Records about charts and figures:
* * * * * * *

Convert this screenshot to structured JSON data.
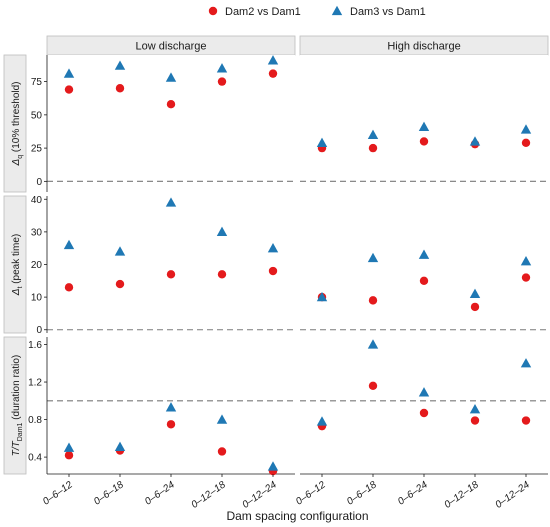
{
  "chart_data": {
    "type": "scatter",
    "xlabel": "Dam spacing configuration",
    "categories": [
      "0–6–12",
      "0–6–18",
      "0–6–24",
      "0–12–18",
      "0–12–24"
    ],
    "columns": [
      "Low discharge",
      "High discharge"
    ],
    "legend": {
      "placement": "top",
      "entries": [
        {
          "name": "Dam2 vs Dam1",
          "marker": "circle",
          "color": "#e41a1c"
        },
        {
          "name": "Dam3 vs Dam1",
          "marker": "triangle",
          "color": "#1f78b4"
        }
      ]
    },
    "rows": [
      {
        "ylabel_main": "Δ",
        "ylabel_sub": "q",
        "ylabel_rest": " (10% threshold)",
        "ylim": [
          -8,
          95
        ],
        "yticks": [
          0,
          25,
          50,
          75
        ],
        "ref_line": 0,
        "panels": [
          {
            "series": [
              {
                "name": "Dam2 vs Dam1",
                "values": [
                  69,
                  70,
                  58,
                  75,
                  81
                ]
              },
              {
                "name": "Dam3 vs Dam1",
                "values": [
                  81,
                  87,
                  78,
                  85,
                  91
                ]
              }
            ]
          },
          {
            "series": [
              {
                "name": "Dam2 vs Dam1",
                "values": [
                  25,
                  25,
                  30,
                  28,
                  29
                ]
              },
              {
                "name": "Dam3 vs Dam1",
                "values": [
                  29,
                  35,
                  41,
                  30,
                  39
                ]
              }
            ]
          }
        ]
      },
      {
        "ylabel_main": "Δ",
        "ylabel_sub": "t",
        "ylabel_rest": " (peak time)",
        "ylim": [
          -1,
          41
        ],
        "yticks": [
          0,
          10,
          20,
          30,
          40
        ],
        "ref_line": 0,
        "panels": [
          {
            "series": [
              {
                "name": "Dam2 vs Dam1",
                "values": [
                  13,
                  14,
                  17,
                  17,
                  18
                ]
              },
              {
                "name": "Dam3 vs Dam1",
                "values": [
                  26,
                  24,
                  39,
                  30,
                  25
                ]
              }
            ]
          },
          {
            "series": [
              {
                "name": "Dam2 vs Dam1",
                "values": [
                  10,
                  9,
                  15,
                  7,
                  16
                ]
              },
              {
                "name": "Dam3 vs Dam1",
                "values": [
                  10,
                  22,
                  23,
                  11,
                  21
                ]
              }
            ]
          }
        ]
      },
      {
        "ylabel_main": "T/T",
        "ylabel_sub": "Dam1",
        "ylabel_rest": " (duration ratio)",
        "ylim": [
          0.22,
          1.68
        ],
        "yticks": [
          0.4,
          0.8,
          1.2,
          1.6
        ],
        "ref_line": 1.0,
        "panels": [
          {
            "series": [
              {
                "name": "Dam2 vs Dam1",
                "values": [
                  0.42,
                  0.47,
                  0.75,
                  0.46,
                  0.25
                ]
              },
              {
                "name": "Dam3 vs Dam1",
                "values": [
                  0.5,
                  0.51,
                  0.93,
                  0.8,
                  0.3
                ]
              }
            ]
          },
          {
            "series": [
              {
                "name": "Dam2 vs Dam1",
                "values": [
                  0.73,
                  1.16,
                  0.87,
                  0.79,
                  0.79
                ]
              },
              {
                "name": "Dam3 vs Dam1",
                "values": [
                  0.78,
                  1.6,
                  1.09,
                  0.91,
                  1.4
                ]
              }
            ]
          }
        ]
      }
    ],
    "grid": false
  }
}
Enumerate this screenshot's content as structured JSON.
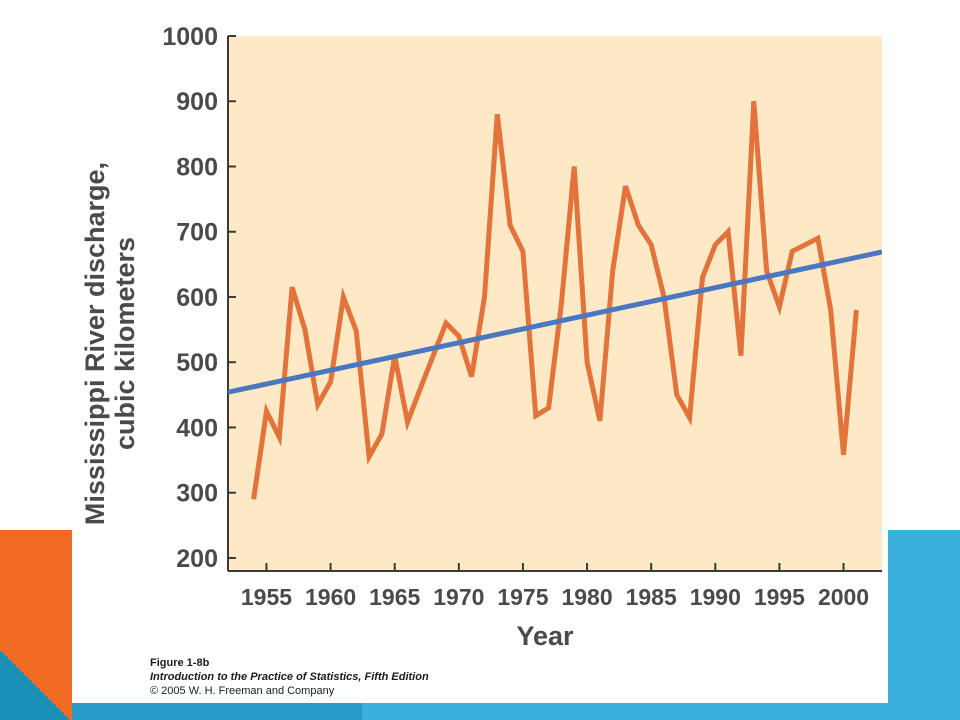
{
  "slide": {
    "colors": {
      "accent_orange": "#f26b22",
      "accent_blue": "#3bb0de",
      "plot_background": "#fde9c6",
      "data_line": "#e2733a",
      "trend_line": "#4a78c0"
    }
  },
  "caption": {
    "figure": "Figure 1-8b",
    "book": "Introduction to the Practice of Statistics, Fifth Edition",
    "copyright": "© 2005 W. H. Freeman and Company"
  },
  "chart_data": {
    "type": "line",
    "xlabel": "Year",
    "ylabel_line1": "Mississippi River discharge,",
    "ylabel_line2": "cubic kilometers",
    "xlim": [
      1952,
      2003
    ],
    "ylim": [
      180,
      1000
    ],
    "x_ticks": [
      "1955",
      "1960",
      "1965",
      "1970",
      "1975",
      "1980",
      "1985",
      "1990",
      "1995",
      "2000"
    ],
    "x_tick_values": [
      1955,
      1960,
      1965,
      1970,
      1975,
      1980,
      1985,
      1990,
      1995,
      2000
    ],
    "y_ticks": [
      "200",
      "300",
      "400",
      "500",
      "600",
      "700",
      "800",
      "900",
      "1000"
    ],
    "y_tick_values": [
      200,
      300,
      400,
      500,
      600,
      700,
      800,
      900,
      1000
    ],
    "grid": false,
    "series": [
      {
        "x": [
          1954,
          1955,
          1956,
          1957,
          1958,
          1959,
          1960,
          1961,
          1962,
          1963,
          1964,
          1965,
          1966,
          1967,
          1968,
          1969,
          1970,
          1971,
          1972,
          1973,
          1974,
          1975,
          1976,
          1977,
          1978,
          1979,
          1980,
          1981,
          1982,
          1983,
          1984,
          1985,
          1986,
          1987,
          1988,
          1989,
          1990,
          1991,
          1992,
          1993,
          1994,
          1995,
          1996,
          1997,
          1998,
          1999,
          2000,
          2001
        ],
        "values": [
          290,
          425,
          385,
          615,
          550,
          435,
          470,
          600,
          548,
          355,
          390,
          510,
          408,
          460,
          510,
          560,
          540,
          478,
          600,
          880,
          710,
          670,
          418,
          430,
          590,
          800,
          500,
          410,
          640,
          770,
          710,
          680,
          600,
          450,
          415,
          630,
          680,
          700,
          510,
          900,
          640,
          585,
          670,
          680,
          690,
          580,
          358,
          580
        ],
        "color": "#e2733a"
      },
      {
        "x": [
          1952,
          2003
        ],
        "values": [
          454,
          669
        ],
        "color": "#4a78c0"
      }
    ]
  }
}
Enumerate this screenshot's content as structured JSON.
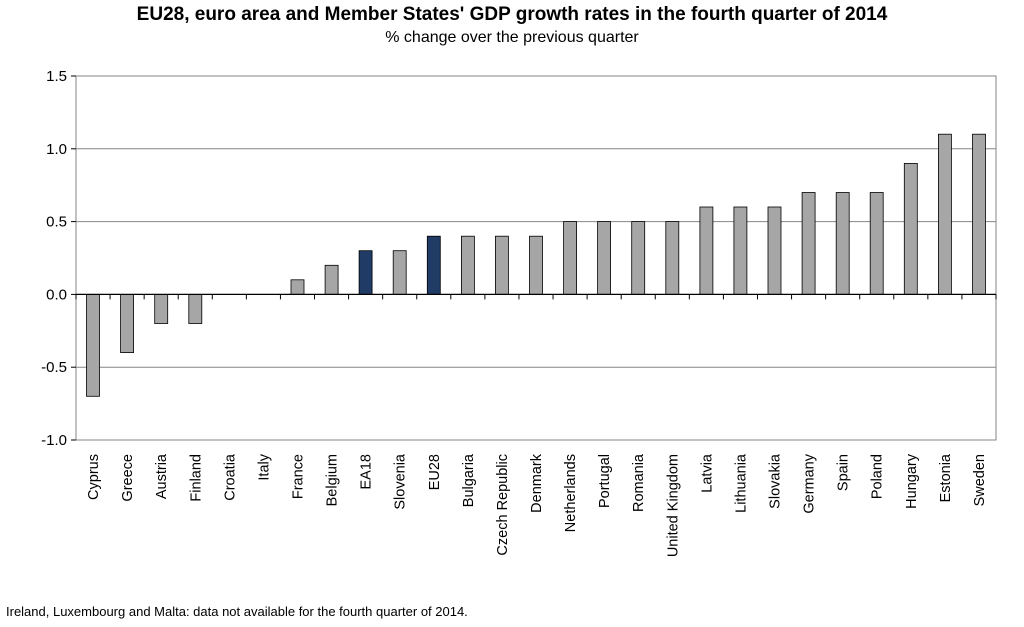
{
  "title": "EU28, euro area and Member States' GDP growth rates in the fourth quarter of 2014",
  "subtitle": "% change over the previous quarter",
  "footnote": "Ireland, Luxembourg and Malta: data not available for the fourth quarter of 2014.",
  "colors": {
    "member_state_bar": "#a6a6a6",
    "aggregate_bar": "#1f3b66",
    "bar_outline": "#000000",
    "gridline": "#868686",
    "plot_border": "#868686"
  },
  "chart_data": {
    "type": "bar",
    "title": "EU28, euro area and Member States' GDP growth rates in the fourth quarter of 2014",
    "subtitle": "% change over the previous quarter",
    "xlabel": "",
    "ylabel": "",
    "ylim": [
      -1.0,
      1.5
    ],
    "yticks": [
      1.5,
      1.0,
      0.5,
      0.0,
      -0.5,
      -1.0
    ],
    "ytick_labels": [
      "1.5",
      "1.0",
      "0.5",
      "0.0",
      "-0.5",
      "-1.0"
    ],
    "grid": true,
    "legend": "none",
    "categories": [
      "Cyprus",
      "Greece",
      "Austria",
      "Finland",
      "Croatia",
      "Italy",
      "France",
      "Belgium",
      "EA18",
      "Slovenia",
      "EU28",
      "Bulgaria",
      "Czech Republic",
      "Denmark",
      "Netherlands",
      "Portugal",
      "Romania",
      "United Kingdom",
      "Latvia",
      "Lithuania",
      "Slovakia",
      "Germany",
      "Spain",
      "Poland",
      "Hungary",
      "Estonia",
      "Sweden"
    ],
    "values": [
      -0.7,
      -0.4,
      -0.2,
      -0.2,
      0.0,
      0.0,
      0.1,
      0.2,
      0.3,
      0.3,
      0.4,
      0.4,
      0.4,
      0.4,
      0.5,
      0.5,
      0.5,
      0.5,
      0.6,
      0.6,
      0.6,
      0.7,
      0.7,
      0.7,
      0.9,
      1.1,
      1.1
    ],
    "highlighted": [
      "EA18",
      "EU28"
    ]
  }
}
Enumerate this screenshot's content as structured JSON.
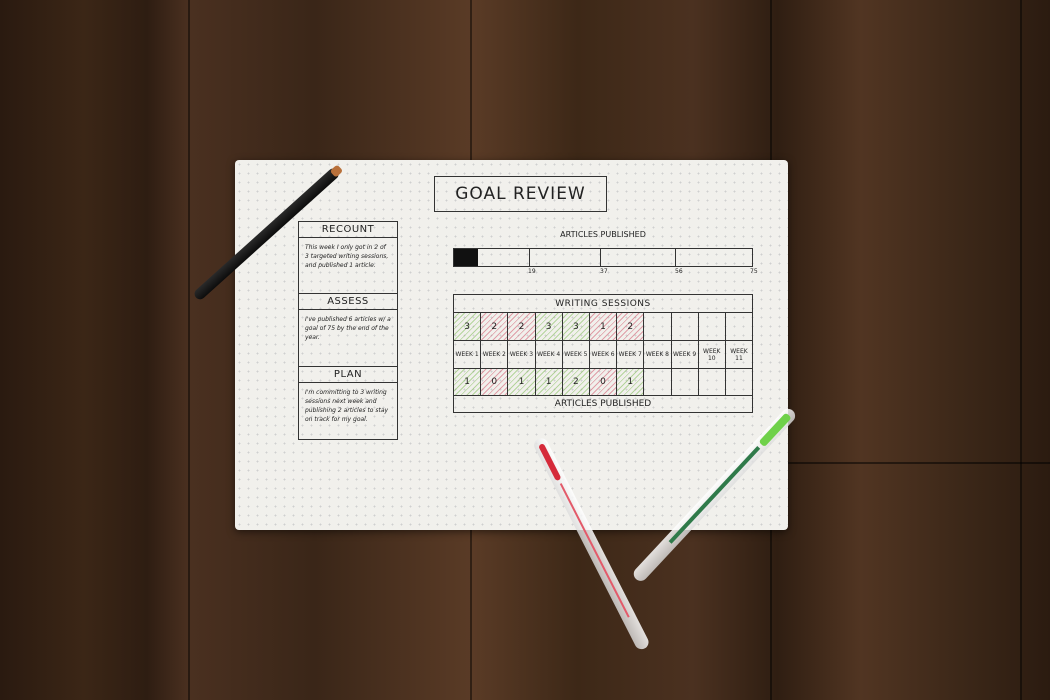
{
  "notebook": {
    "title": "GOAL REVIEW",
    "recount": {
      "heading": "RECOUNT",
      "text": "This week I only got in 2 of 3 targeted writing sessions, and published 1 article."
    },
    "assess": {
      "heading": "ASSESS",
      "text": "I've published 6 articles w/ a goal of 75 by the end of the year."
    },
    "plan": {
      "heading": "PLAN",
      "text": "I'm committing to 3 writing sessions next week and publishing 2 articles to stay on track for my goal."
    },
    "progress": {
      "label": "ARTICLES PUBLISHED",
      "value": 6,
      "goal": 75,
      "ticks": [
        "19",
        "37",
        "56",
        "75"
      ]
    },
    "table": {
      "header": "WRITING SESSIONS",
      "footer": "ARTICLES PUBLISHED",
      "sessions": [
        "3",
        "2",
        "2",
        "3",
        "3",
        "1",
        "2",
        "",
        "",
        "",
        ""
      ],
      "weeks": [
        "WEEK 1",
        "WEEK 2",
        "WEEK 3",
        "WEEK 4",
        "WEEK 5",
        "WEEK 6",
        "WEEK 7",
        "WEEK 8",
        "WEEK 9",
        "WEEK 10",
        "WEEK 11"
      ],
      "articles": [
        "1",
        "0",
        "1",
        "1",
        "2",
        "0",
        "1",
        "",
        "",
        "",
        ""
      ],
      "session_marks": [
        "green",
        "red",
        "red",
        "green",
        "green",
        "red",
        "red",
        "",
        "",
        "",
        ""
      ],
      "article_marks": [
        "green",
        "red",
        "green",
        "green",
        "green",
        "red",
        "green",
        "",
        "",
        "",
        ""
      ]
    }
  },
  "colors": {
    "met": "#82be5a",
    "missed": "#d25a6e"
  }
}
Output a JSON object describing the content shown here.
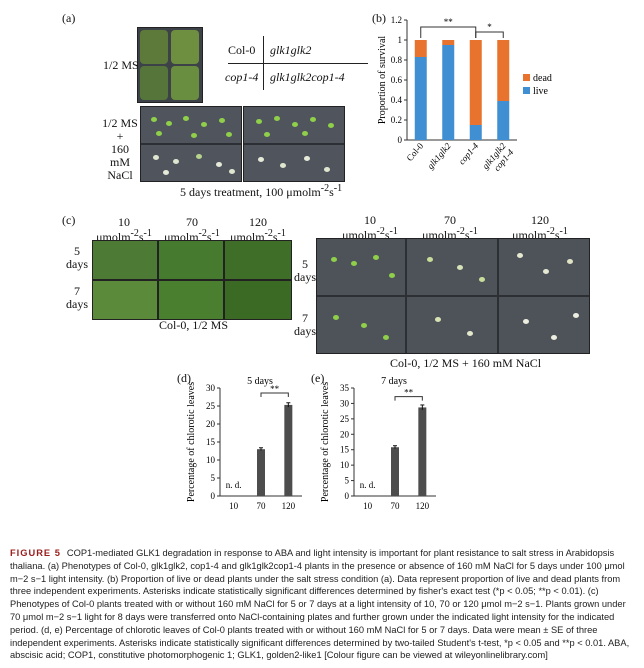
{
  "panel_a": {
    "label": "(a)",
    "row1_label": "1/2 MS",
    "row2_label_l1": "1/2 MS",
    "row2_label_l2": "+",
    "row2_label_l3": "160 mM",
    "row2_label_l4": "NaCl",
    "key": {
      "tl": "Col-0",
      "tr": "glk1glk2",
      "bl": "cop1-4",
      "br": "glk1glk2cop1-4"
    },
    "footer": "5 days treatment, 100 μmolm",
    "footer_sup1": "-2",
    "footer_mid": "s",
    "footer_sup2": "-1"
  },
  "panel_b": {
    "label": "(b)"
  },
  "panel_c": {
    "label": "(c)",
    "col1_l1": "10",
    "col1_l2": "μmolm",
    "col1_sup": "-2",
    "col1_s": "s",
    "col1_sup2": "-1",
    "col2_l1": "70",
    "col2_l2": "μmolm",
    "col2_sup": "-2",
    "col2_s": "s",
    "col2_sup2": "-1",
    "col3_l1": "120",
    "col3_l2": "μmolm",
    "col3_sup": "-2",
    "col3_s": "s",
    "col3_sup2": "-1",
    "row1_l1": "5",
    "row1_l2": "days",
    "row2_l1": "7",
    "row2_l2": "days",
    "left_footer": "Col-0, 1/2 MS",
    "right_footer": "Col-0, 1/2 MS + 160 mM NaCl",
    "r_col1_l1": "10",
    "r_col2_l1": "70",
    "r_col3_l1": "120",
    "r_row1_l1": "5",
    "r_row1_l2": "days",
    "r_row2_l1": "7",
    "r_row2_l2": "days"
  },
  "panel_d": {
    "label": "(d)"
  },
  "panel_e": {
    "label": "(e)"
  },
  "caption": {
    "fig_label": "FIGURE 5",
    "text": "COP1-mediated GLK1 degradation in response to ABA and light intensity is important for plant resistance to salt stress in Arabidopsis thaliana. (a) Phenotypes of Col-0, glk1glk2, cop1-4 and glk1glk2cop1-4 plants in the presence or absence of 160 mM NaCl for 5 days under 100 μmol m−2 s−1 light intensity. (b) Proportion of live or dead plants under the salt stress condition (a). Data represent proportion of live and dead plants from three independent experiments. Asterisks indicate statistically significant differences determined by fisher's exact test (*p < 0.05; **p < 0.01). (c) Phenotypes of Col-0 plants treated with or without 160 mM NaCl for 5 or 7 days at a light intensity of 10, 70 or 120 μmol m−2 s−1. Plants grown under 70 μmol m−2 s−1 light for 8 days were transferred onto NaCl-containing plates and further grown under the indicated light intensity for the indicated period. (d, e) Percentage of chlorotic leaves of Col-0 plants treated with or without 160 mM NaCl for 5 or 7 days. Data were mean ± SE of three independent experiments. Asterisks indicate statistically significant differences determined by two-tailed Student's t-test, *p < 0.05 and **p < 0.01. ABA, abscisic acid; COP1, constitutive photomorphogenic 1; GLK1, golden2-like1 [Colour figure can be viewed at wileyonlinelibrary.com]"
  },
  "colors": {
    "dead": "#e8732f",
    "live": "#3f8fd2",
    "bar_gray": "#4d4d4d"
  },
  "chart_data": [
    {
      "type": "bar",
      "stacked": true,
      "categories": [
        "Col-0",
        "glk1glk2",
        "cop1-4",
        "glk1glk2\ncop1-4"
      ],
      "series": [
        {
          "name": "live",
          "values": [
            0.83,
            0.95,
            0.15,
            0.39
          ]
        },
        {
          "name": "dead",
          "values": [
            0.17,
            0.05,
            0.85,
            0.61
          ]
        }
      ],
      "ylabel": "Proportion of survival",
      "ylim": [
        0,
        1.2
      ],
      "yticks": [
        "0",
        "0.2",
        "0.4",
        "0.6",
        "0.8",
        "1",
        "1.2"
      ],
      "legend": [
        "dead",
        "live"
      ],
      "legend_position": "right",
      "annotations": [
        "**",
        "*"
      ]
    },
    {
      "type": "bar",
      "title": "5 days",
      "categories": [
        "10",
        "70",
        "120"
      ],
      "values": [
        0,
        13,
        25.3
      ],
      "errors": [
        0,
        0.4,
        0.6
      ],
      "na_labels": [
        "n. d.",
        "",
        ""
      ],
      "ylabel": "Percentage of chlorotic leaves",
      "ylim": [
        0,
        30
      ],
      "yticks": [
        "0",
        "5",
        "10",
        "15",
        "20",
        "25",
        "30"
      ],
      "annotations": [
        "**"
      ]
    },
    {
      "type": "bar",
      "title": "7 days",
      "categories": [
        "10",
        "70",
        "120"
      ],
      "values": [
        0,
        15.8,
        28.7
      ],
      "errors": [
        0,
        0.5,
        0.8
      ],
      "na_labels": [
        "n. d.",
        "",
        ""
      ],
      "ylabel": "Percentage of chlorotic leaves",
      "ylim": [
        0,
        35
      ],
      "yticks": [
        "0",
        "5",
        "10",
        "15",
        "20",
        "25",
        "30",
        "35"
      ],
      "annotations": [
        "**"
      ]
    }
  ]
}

* * * * * * *

Task statement
Filter the records, keeping only lines that contain "over", and show those lines.

Solution to the problem
  "subtitle": "% change over the previous quarter",
    "subtitle": "% change over the previous quarter",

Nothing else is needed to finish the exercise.